*EXERCISE DETAILS*.
Extract each record and reproduce it exactly.

*SUPPLIED DATA*.
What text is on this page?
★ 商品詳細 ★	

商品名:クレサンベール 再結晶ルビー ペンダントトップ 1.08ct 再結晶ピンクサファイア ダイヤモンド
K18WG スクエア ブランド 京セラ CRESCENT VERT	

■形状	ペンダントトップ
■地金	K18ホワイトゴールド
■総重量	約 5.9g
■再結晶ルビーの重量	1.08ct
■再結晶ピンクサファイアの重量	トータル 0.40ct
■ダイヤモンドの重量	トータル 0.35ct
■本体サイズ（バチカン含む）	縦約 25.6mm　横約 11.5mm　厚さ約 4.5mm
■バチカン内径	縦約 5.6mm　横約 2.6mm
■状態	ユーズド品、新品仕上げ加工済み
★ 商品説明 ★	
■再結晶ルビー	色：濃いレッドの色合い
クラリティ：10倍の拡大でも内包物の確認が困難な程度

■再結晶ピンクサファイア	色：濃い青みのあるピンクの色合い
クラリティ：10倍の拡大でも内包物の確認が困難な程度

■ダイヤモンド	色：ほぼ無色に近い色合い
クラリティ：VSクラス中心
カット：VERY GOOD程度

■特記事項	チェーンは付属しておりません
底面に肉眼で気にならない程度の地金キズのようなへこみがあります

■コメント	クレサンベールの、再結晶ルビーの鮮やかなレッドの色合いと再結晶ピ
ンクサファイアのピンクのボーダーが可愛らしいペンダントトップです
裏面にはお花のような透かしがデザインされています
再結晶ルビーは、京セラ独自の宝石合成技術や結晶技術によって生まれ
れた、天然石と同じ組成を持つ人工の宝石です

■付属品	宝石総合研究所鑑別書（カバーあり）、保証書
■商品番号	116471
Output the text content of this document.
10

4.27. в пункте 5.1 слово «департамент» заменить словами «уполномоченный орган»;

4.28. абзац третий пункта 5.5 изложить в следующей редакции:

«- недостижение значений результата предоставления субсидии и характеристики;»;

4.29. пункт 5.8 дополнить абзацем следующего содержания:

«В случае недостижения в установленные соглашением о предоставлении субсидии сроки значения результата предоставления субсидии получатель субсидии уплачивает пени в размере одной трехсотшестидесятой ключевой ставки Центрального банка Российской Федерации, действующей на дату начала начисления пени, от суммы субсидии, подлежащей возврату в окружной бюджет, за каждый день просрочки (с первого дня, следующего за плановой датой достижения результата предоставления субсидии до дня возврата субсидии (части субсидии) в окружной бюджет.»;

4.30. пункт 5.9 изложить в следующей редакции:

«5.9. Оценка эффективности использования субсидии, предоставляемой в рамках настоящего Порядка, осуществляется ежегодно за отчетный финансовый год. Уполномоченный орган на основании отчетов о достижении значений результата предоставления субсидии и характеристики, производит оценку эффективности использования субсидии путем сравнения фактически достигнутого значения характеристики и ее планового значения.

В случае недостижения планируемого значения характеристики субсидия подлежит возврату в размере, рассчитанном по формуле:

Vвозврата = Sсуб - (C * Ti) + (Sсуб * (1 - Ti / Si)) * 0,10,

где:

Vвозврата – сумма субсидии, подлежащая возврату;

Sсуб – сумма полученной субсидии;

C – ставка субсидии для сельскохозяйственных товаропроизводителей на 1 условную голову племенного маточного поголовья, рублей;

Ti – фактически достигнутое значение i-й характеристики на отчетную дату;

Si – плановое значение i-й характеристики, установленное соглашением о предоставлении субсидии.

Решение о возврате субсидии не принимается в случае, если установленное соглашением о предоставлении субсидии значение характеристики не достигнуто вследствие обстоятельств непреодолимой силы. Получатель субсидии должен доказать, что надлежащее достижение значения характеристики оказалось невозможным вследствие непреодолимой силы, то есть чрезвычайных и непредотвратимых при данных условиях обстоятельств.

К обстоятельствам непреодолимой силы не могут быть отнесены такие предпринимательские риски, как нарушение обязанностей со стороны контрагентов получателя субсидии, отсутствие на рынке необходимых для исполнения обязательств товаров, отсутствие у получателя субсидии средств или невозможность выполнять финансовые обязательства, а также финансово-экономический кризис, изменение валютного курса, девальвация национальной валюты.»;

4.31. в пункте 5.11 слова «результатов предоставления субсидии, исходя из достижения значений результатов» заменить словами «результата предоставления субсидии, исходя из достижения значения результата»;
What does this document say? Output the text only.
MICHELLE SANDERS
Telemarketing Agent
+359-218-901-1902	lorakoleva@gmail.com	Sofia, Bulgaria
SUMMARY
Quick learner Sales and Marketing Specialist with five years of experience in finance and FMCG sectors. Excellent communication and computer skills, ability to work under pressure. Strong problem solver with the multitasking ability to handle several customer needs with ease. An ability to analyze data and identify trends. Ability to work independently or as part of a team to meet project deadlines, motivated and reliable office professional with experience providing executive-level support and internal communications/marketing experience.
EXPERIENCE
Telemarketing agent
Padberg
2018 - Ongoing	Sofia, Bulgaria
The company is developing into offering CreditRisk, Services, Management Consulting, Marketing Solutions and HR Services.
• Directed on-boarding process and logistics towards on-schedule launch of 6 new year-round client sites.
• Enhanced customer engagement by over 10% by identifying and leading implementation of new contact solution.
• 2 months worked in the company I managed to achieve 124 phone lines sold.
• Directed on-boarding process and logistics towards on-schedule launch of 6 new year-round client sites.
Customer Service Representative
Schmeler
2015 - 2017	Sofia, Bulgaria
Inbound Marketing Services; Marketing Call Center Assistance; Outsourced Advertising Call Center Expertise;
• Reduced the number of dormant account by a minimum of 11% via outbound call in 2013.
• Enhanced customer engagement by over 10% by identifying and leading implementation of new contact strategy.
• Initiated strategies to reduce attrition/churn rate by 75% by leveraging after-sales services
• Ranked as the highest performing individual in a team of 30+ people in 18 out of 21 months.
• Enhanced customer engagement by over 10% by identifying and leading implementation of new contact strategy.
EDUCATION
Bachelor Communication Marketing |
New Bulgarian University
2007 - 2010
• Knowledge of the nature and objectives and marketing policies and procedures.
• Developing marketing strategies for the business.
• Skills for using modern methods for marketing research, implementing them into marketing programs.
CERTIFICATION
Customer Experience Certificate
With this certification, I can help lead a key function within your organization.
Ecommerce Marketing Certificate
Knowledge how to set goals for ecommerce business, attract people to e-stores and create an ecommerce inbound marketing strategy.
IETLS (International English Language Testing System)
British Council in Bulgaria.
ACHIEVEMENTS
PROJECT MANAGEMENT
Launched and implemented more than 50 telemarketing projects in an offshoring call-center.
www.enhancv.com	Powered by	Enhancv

*RESULT FOR THIS TASK*.
What text is on this page?
★ 商品詳細 ★	

商品名:クレサンベール 再結晶ルビー ペンダントトップ 1.08ct 再結晶ピンクサファイア ダイヤモンド
K18WG スクエア ブランド 京セラ CRESCENT VERT	

■形状	ペンダントトップ
■地金	K18ホワイトゴールド
■総重量	約 5.9g
■再結晶ルビーの重量	1.08ct
■再結晶ピンクサファイアの重量	トータル 0.40ct
■ダイヤモンドの重量	トータル 0.35ct
■本体サイズ（バチカン含む）	縦約 25.6mm　横約 11.5mm　厚さ約 4.5mm
■バチカン内径	縦約 5.6mm　横約 2.6mm
■状態	ユーズド品、新品仕上げ加工済み
★ 商品説明 ★	
■再結晶ルビー	色：濃いレッドの色合い
クラリティ：10倍の拡大でも内包物の確認が困難な程度

■再結晶ピンクサファイア	色：濃い青みのあるピンクの色合い
クラリティ：10倍の拡大でも内包物の確認が困難な程度

■ダイヤモンド	色：ほぼ無色に近い色合い
クラリティ：VSクラス中心
カット：VERY GOOD程度

■特記事項	チェーンは付属しておりません
底面に肉眼で気にならない程度の地金キズのようなへこみがあります

■コメント	クレサンベールの、再結晶ルビーの鮮やかなレッドの色合いと再結晶ピ
ンクサファイアのピンクのボーダーが可愛らしいペンダントトップです
裏面にはお花のような透かしがデザインされています
再結晶ルビーは、京セラ独自の宝石合成技術や結晶技術によって生まれ
れた、天然石と同じ組成を持つ人工の宝石です

■付属品	宝石総合研究所鑑別書（カバーあり）、保証書
■商品番号	116471
Output the text content of this document.
10

4.27. в пункте 5.1 слово «департамент» заменить словами «уполномоченный орган»;

4.28. абзац третий пункта 5.5 изложить в следующей редакции:

«- недостижение значений результата предоставления субсидии и характеристики;»;

4.29. пункт 5.8 дополнить абзацем следующего содержания:

«В случае недостижения в установленные соглашением о предоставлении субсидии сроки значения результата предоставления субсидии получатель субсидии уплачивает пени в размере одной трехсотшестидесятой ключевой ставки Центрального банка Российской Федерации, действующей на дату начала начисления пени, от суммы субсидии, подлежащей возврату в окружной бюджет, за каждый день просрочки (с первого дня, следующего за плановой датой достижения результата предоставления субсидии до дня возврата субсидии (части субсидии) в окружной бюджет.»;

4.30. пункт 5.9 изложить в следующей редакции:

«5.9. Оценка эффективности использования субсидии, предоставляемой в рамках настоящего Порядка, осуществляется ежегодно за отчетный финансовый год. Уполномоченный орган на основании отчетов о достижении значений результата предоставления субсидии и характеристики, производит оценку эффективности использования субсидии путем сравнения фактически достигнутого значения характеристики и ее планового значения.

В случае недостижения планируемого значения характеристики субсидия подлежит возврату в размере, рассчитанном по формуле:

Vвозврата = Sсуб - (C * Ti) + (Sсуб * (1 - Ti / Si)) * 0,10,

где:

Vвозврата – сумма субсидии, подлежащая возврату;

Sсуб – сумма полученной субсидии;

C – ставка субсидии для сельскохозяйственных товаропроизводителей на 1 условную голову племенного маточного поголовья, рублей;

Ti – фактически достигнутое значение i-й характеристики на отчетную дату;

Si – плановое значение i-й характеристики, установленное соглашением о предоставлении субсидии.

Решение о возврате субсидии не принимается в случае, если установленное соглашением о предоставлении субсидии значение характеристики не достигнуто вследствие обстоятельств непреодолимой силы. Получатель субсидии должен доказать, что надлежащее достижение значения характеристики оказалось невозможным вследствие непреодолимой силы, то есть чрезвычайных и непредотвратимых при данных условиях обстоятельств.

К обстоятельствам непреодолимой силы не могут быть отнесены такие предпринимательские риски, как нарушение обязанностей со стороны контрагентов получателя субсидии, отсутствие на рынке необходимых для исполнения обязательств товаров, отсутствие у получателя субсидии средств или невозможность выполнять финансовые обязательства, а также финансово-экономический кризис, изменение валютного курса, девальвация национальной валюты.»;

4.31. в пункте 5.11 слова «результатов предоставления субсидии, исходя из достижения значений результатов» заменить словами «результата предоставления субсидии, исходя из достижения значения результата»;
What does this document say? Output the text only.
MICHELLE SANDERS
Telemarketing Agent
+359-218-901-1902	lorakoleva@gmail.com	Sofia, Bulgaria
SUMMARY
Quick learner Sales and Marketing Specialist with five years of experience in finance and FMCG sectors. Excellent communication and computer skills, ability to work under pressure. Strong problem solver with the multitasking ability to handle several customer needs with ease. An ability to analyze data and identify trends. Ability to work independently or as part of a team to meet project deadlines, motivated and reliable office professional with experience providing executive-level support and internal communications/marketing experience.
EXPERIENCE
Telemarketing agent
Padberg
2018 - Ongoing	Sofia, Bulgaria
The company is developing into offering CreditRisk, Services, Management Consulting, Marketing Solutions and HR Services.
• Directed on-boarding process and logistics towards on-schedule launch of 6 new year-round client sites.
• Enhanced customer engagement by over 10% by identifying and leading implementation of new contact solution.
• 2 months worked in the company I managed to achieve 124 phone lines sold.
• Directed on-boarding process and logistics towards on-schedule launch of 6 new year-round client sites.
Customer Service Representative
Schmeler
2015 - 2017	Sofia, Bulgaria
Inbound Marketing Services; Marketing Call Center Assistance; Outsourced Advertising Call Center Expertise;
• Reduced the number of dormant account by a minimum of 11% via outbound call in 2013.
• Enhanced customer engagement by over 10% by identifying and leading implementation of new contact strategy.
• Initiated strategies to reduce attrition/churn rate by 75% by leveraging after-sales services
• Ranked as the highest performing individual in a team of 30+ people in 18 out of 21 months.
• Enhanced customer engagement by over 10% by identifying and leading implementation of new contact strategy.
EDUCATION
Bachelor Communication Marketing |
New Bulgarian University
2007 - 2010
• Knowledge of the nature and objectives and marketing policies and procedures.
• Developing marketing strategies for the business.
• Skills for using modern methods for marketing research, implementing them into marketing programs.
CERTIFICATION
Customer Experience Certificate
With this certification, I can help lead a key function within your organization.
Ecommerce Marketing Certificate
Knowledge how to set goals for ecommerce business, attract people to e-stores and create an ecommerce inbound marketing strategy.
IETLS (International English Language Testing System)
British Council in Bulgaria.
ACHIEVEMENTS
PROJECT MANAGEMENT
Launched and implemented more than 50 telemarketing projects in an offshoring call-center.
www.enhancv.com	Powered by	Enhancv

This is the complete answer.